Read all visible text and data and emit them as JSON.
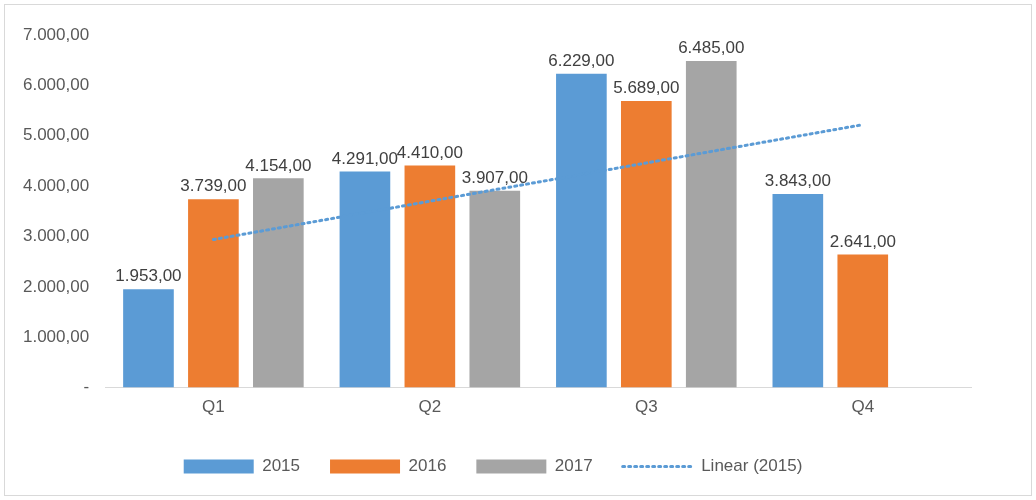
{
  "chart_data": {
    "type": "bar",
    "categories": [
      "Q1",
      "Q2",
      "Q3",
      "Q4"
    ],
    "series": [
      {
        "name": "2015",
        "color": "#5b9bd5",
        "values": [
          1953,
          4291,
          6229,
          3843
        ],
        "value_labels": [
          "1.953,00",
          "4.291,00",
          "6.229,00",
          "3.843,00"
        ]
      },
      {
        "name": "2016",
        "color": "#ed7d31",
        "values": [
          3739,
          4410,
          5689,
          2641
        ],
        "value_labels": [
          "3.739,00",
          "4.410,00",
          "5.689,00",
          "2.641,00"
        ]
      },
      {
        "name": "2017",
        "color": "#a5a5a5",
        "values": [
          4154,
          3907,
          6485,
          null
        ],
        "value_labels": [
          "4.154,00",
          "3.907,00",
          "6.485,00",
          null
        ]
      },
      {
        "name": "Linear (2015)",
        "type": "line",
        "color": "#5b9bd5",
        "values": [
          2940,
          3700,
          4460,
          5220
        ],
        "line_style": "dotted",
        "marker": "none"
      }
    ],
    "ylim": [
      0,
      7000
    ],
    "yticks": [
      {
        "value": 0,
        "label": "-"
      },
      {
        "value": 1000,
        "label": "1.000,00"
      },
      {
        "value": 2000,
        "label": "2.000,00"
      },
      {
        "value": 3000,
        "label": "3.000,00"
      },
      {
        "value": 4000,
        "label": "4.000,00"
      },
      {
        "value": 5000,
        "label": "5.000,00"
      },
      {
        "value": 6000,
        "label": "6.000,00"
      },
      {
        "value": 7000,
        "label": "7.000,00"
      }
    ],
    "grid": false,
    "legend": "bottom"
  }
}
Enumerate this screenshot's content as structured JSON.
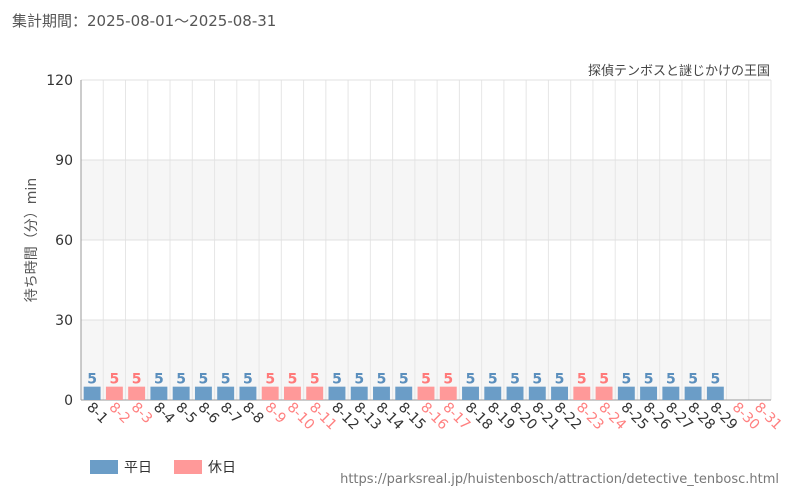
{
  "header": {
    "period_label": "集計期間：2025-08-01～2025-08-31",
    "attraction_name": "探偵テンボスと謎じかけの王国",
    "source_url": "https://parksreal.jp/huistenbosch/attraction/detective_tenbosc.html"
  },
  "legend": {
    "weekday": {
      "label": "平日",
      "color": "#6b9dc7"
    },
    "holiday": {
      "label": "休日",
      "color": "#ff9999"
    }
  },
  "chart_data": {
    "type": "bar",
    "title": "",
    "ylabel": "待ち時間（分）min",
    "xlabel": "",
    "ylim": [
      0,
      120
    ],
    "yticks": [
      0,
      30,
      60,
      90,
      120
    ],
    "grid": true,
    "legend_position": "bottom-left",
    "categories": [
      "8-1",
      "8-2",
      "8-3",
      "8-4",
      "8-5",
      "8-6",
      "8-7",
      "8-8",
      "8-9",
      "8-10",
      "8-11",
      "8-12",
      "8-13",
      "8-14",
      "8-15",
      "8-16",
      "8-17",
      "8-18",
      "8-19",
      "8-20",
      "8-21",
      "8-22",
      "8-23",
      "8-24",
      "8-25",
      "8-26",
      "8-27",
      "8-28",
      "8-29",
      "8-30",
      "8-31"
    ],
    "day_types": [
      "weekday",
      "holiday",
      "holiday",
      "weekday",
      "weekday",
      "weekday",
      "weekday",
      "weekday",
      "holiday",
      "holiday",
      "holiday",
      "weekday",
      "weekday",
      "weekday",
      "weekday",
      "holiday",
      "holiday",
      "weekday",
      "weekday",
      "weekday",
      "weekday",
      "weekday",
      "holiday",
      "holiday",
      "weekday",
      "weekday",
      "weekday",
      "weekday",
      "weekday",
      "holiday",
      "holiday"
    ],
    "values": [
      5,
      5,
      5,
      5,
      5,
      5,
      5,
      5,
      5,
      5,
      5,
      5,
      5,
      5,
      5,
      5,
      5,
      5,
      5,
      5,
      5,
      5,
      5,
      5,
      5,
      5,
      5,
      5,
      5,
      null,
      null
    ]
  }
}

- - - - -

### [DO THIS]
Exclude every picture and copy the remaining data exactly.

### [SOLUTION FOR THIS PROBLEM]
Read all visible text and data and emit them as JSON.
{
  "chart_data": {
    "type": "bar",
    "categories": [
      "Q1",
      "Q2",
      "Q3",
      "Q4"
    ],
    "series": [
      {
        "name": "2015",
        "color": "#5b9bd5",
        "values": [
          1953,
          4291,
          6229,
          3843
        ],
        "value_labels": [
          "1.953,00",
          "4.291,00",
          "6.229,00",
          "3.843,00"
        ]
      },
      {
        "name": "2016",
        "color": "#ed7d31",
        "values": [
          3739,
          4410,
          5689,
          2641
        ],
        "value_labels": [
          "3.739,00",
          "4.410,00",
          "5.689,00",
          "2.641,00"
        ]
      },
      {
        "name": "2017",
        "color": "#a5a5a5",
        "values": [
          4154,
          3907,
          6485,
          null
        ],
        "value_labels": [
          "4.154,00",
          "3.907,00",
          "6.485,00",
          null
        ]
      },
      {
        "name": "Linear (2015)",
        "type": "line",
        "color": "#5b9bd5",
        "values": [
          2940,
          3700,
          4460,
          5220
        ],
        "line_style": "dotted",
        "marker": "none"
      }
    ],
    "ylim": [
      0,
      7000
    ],
    "yticks": [
      {
        "value": 0,
        "label": "-"
      },
      {
        "value": 1000,
        "label": "1.000,00"
      },
      {
        "value": 2000,
        "label": "2.000,00"
      },
      {
        "value": 3000,
        "label": "3.000,00"
      },
      {
        "value": 4000,
        "label": "4.000,00"
      },
      {
        "value": 5000,
        "label": "5.000,00"
      },
      {
        "value": 6000,
        "label": "6.000,00"
      },
      {
        "value": 7000,
        "label": "7.000,00"
      }
    ],
    "grid": false,
    "legend": "bottom"
  }
}
Enumerate this screenshot's content as structured JSON.
{
  "header": {
    "period_label": "集計期間：2025-08-01～2025-08-31",
    "attraction_name": "探偵テンボスと謎じかけの王国",
    "source_url": "https://parksreal.jp/huistenbosch/attraction/detective_tenbosc.html"
  },
  "legend": {
    "weekday": {
      "label": "平日",
      "color": "#6b9dc7"
    },
    "holiday": {
      "label": "休日",
      "color": "#ff9999"
    }
  },
  "chart_data": {
    "type": "bar",
    "title": "",
    "ylabel": "待ち時間（分）min",
    "xlabel": "",
    "ylim": [
      0,
      120
    ],
    "yticks": [
      0,
      30,
      60,
      90,
      120
    ],
    "grid": true,
    "legend_position": "bottom-left",
    "categories": [
      "8-1",
      "8-2",
      "8-3",
      "8-4",
      "8-5",
      "8-6",
      "8-7",
      "8-8",
      "8-9",
      "8-10",
      "8-11",
      "8-12",
      "8-13",
      "8-14",
      "8-15",
      "8-16",
      "8-17",
      "8-18",
      "8-19",
      "8-20",
      "8-21",
      "8-22",
      "8-23",
      "8-24",
      "8-25",
      "8-26",
      "8-27",
      "8-28",
      "8-29",
      "8-30",
      "8-31"
    ],
    "day_types": [
      "weekday",
      "holiday",
      "holiday",
      "weekday",
      "weekday",
      "weekday",
      "weekday",
      "weekday",
      "holiday",
      "holiday",
      "holiday",
      "weekday",
      "weekday",
      "weekday",
      "weekday",
      "holiday",
      "holiday",
      "weekday",
      "weekday",
      "weekday",
      "weekday",
      "weekday",
      "holiday",
      "holiday",
      "weekday",
      "weekday",
      "weekday",
      "weekday",
      "weekday",
      "holiday",
      "holiday"
    ],
    "values": [
      5,
      5,
      5,
      5,
      5,
      5,
      5,
      5,
      5,
      5,
      5,
      5,
      5,
      5,
      5,
      5,
      5,
      5,
      5,
      5,
      5,
      5,
      5,
      5,
      5,
      5,
      5,
      5,
      5,
      null,
      null
    ]
  }
}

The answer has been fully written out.